# [TASK DESCRIPTION]
Omit the pictures and output every entry below exactly as written.

# START OF MATERIAL FOR THIS TASK

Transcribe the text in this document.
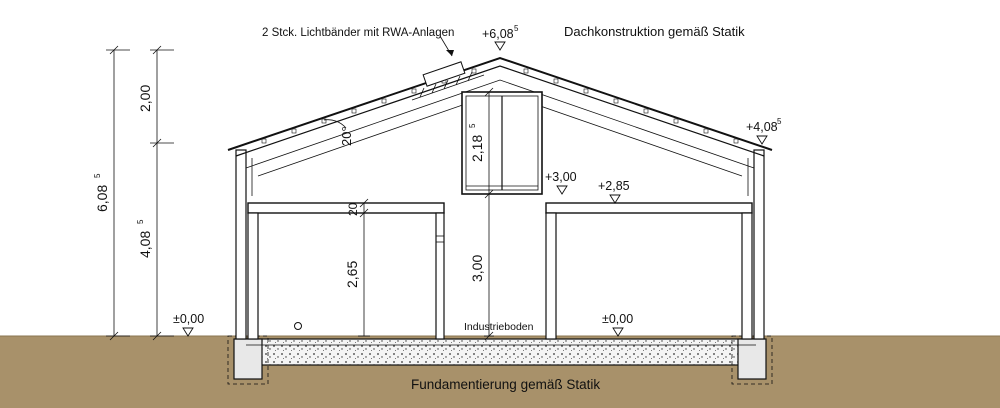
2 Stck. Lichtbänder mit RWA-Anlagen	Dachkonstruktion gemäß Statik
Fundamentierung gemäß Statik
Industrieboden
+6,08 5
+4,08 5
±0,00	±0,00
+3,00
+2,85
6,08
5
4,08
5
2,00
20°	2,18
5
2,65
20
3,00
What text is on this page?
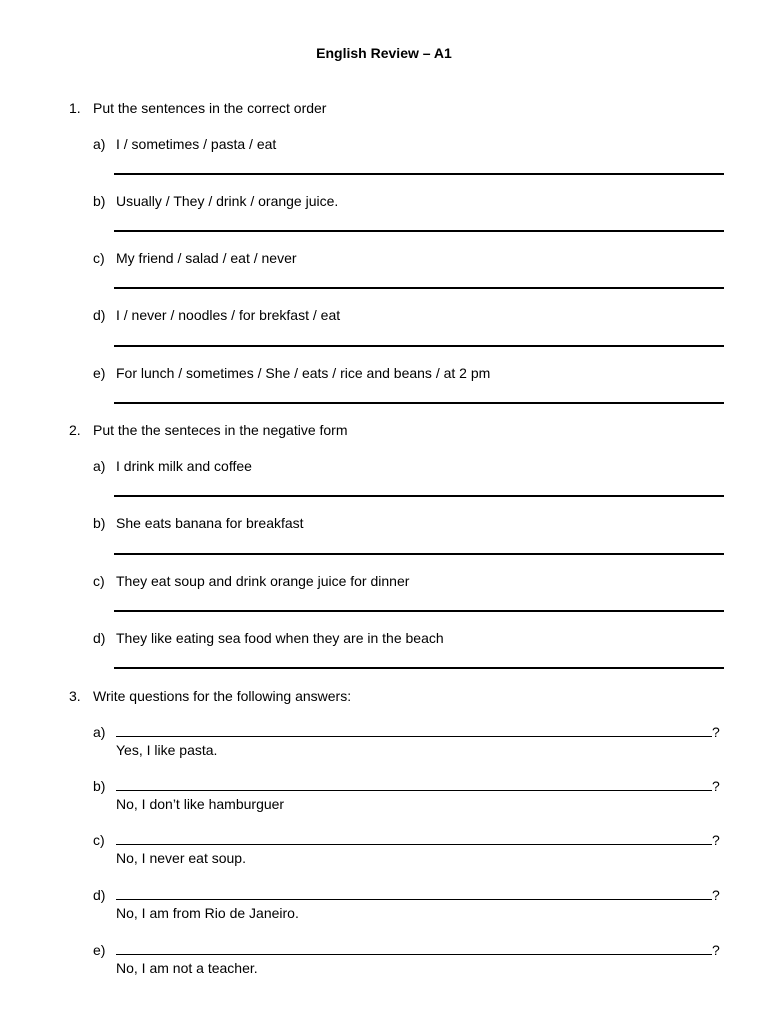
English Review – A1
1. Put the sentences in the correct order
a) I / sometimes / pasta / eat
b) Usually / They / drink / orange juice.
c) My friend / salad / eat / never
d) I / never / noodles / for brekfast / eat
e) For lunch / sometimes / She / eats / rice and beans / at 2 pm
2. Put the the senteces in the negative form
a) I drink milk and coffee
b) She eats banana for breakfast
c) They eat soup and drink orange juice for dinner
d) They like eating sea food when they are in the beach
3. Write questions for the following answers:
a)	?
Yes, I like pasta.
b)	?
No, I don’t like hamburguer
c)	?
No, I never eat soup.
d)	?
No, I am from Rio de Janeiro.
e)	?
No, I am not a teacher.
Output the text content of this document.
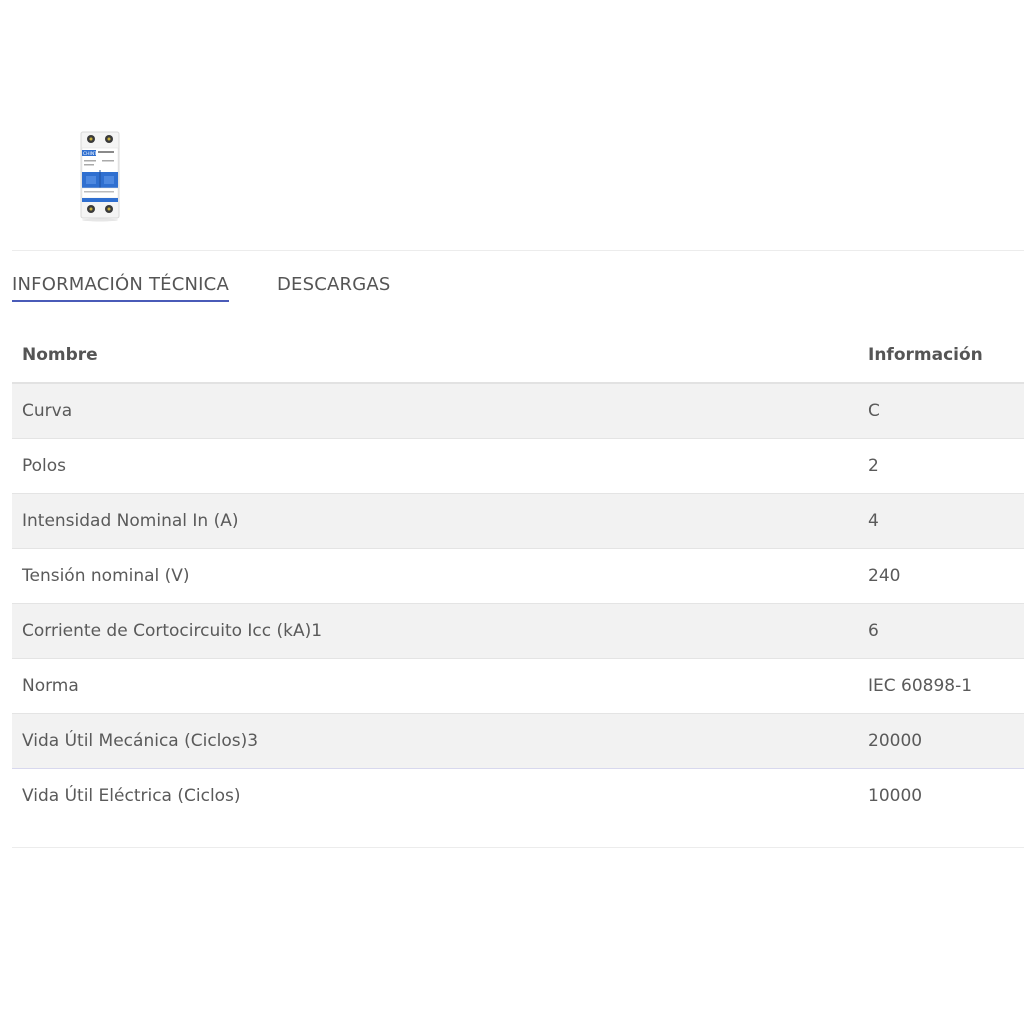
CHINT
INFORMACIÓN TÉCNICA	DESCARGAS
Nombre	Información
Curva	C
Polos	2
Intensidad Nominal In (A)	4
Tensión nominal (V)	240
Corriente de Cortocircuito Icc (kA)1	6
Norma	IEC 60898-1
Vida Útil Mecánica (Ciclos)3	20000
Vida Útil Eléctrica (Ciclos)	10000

# END OF MATERIAL FOR THIS TASK

# [SOLUTION FOR THIS PROBLEM]
Transcribe the text in this document.
2 Stck. Lichtbänder mit RWA-Anlagen	Dachkonstruktion gemäß Statik
Fundamentierung gemäß Statik
Industrieboden
+6,08 5
+4,08 5
±0,00	±0,00
+3,00
+2,85
6,08
5
4,08
5
2,00
20°	2,18
5
2,65
20
3,00
What text is on this page?
English Review – A1
1. Put the sentences in the correct order
a) I / sometimes / pasta / eat
b) Usually / They / drink / orange juice.
c) My friend / salad / eat / never
d) I / never / noodles / for brekfast / eat
e) For lunch / sometimes / She / eats / rice and beans / at 2 pm
2. Put the the senteces in the negative form
a) I drink milk and coffee
b) She eats banana for breakfast
c) They eat soup and drink orange juice for dinner
d) They like eating sea food when they are in the beach
3. Write questions for the following answers:
a)	?
Yes, I like pasta.
b)	?
No, I don’t like hamburguer
c)	?
No, I never eat soup.
d)	?
No, I am from Rio de Janeiro.
e)	?
No, I am not a teacher.
Output the text content of this document.
CHINT
INFORMACIÓN TÉCNICA	DESCARGAS
Nombre	Información
Curva	C
Polos	2
Intensidad Nominal In (A)	4
Tensión nominal (V)	240
Corriente de Cortocircuito Icc (kA)1	6
Norma	IEC 60898-1
Vida Útil Mecánica (Ciclos)3	20000
Vida Útil Eléctrica (Ciclos)	10000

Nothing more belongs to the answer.